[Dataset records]
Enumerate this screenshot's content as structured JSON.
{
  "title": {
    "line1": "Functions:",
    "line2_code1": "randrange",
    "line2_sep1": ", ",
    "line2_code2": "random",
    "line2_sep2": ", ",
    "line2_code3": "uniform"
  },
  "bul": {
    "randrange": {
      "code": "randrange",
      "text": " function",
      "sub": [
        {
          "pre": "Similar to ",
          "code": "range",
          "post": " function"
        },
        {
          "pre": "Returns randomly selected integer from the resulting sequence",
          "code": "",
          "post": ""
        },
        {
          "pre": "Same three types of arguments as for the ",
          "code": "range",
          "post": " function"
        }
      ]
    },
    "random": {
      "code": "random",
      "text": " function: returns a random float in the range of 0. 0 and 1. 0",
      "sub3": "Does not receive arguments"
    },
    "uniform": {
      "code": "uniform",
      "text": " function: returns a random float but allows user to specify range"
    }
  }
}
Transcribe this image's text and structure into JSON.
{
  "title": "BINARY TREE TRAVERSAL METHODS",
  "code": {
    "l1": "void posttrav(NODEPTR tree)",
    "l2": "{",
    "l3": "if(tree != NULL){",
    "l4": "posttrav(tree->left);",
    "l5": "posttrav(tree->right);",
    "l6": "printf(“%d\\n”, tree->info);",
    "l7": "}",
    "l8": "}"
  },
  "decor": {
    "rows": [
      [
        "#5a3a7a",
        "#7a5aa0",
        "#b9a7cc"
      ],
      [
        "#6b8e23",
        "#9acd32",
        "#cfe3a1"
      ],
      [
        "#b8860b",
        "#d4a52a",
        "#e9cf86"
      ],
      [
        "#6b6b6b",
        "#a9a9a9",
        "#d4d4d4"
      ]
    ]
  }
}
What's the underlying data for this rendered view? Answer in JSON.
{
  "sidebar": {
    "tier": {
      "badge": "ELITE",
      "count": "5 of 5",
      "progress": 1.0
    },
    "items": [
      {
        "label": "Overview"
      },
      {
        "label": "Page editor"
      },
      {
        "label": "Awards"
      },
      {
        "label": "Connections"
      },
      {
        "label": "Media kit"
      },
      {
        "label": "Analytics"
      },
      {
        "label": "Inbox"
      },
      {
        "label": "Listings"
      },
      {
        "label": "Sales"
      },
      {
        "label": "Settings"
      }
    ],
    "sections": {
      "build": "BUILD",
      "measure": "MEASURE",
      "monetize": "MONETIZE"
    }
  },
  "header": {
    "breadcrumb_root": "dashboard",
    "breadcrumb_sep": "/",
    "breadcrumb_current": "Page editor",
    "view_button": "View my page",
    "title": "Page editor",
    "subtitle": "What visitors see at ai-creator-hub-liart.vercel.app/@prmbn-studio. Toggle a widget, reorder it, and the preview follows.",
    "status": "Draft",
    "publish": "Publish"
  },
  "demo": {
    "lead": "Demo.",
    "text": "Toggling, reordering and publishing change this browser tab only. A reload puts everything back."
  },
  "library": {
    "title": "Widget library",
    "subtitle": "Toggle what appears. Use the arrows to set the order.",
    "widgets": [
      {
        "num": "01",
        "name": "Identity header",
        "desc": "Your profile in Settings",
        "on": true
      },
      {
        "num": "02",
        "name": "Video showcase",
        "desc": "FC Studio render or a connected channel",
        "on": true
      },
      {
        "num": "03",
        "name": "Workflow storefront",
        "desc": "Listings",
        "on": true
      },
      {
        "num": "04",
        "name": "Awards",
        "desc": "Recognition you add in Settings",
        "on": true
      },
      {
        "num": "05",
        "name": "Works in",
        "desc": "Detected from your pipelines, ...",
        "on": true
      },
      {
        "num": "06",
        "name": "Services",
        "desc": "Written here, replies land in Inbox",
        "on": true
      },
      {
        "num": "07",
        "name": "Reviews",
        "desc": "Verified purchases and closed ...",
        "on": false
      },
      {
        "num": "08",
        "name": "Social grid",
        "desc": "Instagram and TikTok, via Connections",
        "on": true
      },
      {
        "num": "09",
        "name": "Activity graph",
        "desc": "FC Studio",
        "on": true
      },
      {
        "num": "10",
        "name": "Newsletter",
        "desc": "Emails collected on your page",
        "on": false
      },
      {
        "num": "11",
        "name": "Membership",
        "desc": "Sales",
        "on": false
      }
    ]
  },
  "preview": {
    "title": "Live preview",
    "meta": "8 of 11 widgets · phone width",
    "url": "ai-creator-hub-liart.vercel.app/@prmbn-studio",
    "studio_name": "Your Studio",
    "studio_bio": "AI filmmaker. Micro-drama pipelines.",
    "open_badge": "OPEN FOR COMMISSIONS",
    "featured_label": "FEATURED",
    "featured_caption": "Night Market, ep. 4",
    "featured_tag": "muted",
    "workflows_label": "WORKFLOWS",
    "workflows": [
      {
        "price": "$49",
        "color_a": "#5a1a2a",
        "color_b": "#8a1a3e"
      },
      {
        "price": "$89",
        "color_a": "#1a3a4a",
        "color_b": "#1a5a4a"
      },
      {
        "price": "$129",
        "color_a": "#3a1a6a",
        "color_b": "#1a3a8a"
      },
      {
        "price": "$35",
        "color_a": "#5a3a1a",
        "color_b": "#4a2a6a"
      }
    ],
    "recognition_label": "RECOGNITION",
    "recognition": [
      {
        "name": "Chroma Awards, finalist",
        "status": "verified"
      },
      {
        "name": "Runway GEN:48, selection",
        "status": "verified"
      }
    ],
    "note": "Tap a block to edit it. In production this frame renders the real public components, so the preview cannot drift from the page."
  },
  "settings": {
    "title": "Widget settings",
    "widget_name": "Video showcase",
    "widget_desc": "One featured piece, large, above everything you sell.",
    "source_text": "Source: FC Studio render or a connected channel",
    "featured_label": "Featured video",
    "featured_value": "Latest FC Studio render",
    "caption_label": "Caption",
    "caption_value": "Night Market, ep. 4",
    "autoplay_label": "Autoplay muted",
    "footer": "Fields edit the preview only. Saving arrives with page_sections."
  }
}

• [EXERCISE BRIEF]
Return all of the entries exactly as they were supplied.

• [OUTPUT OF THE EXERCISE]
Enumerate this screenshot's content as structured JSON.
{
  "title": {
    "line1": "Functions:",
    "line2_code1": "randrange",
    "line2_sep1": ", ",
    "line2_code2": "random",
    "line2_sep2": ", ",
    "line2_code3": "uniform"
  },
  "bul": {
    "randrange": {
      "code": "randrange",
      "text": " function",
      "sub": [
        {
          "pre": "Similar to ",
          "code": "range",
          "post": " function"
        },
        {
          "pre": "Returns randomly selected integer from the resulting sequence",
          "code": "",
          "post": ""
        },
        {
          "pre": "Same three types of arguments as for the ",
          "code": "range",
          "post": " function"
        }
      ]
    },
    "random": {
      "code": "random",
      "text": " function: returns a random float in the range of 0. 0 and 1. 0",
      "sub3": "Does not receive arguments"
    },
    "uniform": {
      "code": "uniform",
      "text": " function: returns a random float but allows user to specify range"
    }
  }
}
Transcribe this image's text and structure into JSON.
{
  "title": "BINARY TREE TRAVERSAL METHODS",
  "code": {
    "l1": "void posttrav(NODEPTR tree)",
    "l2": "{",
    "l3": "if(tree != NULL){",
    "l4": "posttrav(tree->left);",
    "l5": "posttrav(tree->right);",
    "l6": "printf(“%d\\n”, tree->info);",
    "l7": "}",
    "l8": "}"
  },
  "decor": {
    "rows": [
      [
        "#5a3a7a",
        "#7a5aa0",
        "#b9a7cc"
      ],
      [
        "#6b8e23",
        "#9acd32",
        "#cfe3a1"
      ],
      [
        "#b8860b",
        "#d4a52a",
        "#e9cf86"
      ],
      [
        "#6b6b6b",
        "#a9a9a9",
        "#d4d4d4"
      ]
    ]
  }
}
What's the underlying data for this rendered view? Answer in JSON.
{
  "sidebar": {
    "tier": {
      "badge": "ELITE",
      "count": "5 of 5",
      "progress": 1.0
    },
    "items": [
      {
        "label": "Overview"
      },
      {
        "label": "Page editor"
      },
      {
        "label": "Awards"
      },
      {
        "label": "Connections"
      },
      {
        "label": "Media kit"
      },
      {
        "label": "Analytics"
      },
      {
        "label": "Inbox"
      },
      {
        "label": "Listings"
      },
      {
        "label": "Sales"
      },
      {
        "label": "Settings"
      }
    ],
    "sections": {
      "build": "BUILD",
      "measure": "MEASURE",
      "monetize": "MONETIZE"
    }
  },
  "header": {
    "breadcrumb_root": "dashboard",
    "breadcrumb_sep": "/",
    "breadcrumb_current": "Page editor",
    "view_button": "View my page",
    "title": "Page editor",
    "subtitle": "What visitors see at ai-creator-hub-liart.vercel.app/@prmbn-studio. Toggle a widget, reorder it, and the preview follows.",
    "status": "Draft",
    "publish": "Publish"
  },
  "demo": {
    "lead": "Demo.",
    "text": "Toggling, reordering and publishing change this browser tab only. A reload puts everything back."
  },
  "library": {
    "title": "Widget library",
    "subtitle": "Toggle what appears. Use the arrows to set the order.",
    "widgets": [
      {
        "num": "01",
        "name": "Identity header",
        "desc": "Your profile in Settings",
        "on": true
      },
      {
        "num": "02",
        "name": "Video showcase",
        "desc": "FC Studio render or a connected channel",
        "on": true
      },
      {
        "num": "03",
        "name": "Workflow storefront",
        "desc": "Listings",
        "on": true
      },
      {
        "num": "04",
        "name": "Awards",
        "desc": "Recognition you add in Settings",
        "on": true
      },
      {
        "num": "05",
        "name": "Works in",
        "desc": "Detected from your pipelines, ...",
        "on": true
      },
      {
        "num": "06",
        "name": "Services",
        "desc": "Written here, replies land in Inbox",
        "on": true
      },
      {
        "num": "07",
        "name": "Reviews",
        "desc": "Verified purchases and closed ...",
        "on": false
      },
      {
        "num": "08",
        "name": "Social grid",
        "desc": "Instagram and TikTok, via Connections",
        "on": true
      },
      {
        "num": "09",
        "name": "Activity graph",
        "desc": "FC Studio",
        "on": true
      },
      {
        "num": "10",
        "name": "Newsletter",
        "desc": "Emails collected on your page",
        "on": false
      },
      {
        "num": "11",
        "name": "Membership",
        "desc": "Sales",
        "on": false
      }
    ]
  },
  "preview": {
    "title": "Live preview",
    "meta": "8 of 11 widgets · phone width",
    "url": "ai-creator-hub-liart.vercel.app/@prmbn-studio",
    "studio_name": "Your Studio",
    "studio_bio": "AI filmmaker. Micro-drama pipelines.",
    "open_badge": "OPEN FOR COMMISSIONS",
    "featured_label": "FEATURED",
    "featured_caption": "Night Market, ep. 4",
    "featured_tag": "muted",
    "workflows_label": "WORKFLOWS",
    "workflows": [
      {
        "price": "$49",
        "color_a": "#5a1a2a",
        "color_b": "#8a1a3e"
      },
      {
        "price": "$89",
        "color_a": "#1a3a4a",
        "color_b": "#1a5a4a"
      },
      {
        "price": "$129",
        "color_a": "#3a1a6a",
        "color_b": "#1a3a8a"
      },
      {
        "price": "$35",
        "color_a": "#5a3a1a",
        "color_b": "#4a2a6a"
      }
    ],
    "recognition_label": "RECOGNITION",
    "recognition": [
      {
        "name": "Chroma Awards, finalist",
        "status": "verified"
      },
      {
        "name": "Runway GEN:48, selection",
        "status": "verified"
      }
    ],
    "note": "Tap a block to edit it. In production this frame renders the real public components, so the preview cannot drift from the page."
  },
  "settings": {
    "title": "Widget settings",
    "widget_name": "Video showcase",
    "widget_desc": "One featured piece, large, above everything you sell.",
    "source_text": "Source: FC Studio render or a connected channel",
    "featured_label": "Featured video",
    "featured_value": "Latest FC Studio render",
    "caption_label": "Caption",
    "caption_value": "Night Market, ep. 4",
    "autoplay_label": "Autoplay muted",
    "footer": "Fields edit the preview only. Saving arrives with page_sections."
  }
}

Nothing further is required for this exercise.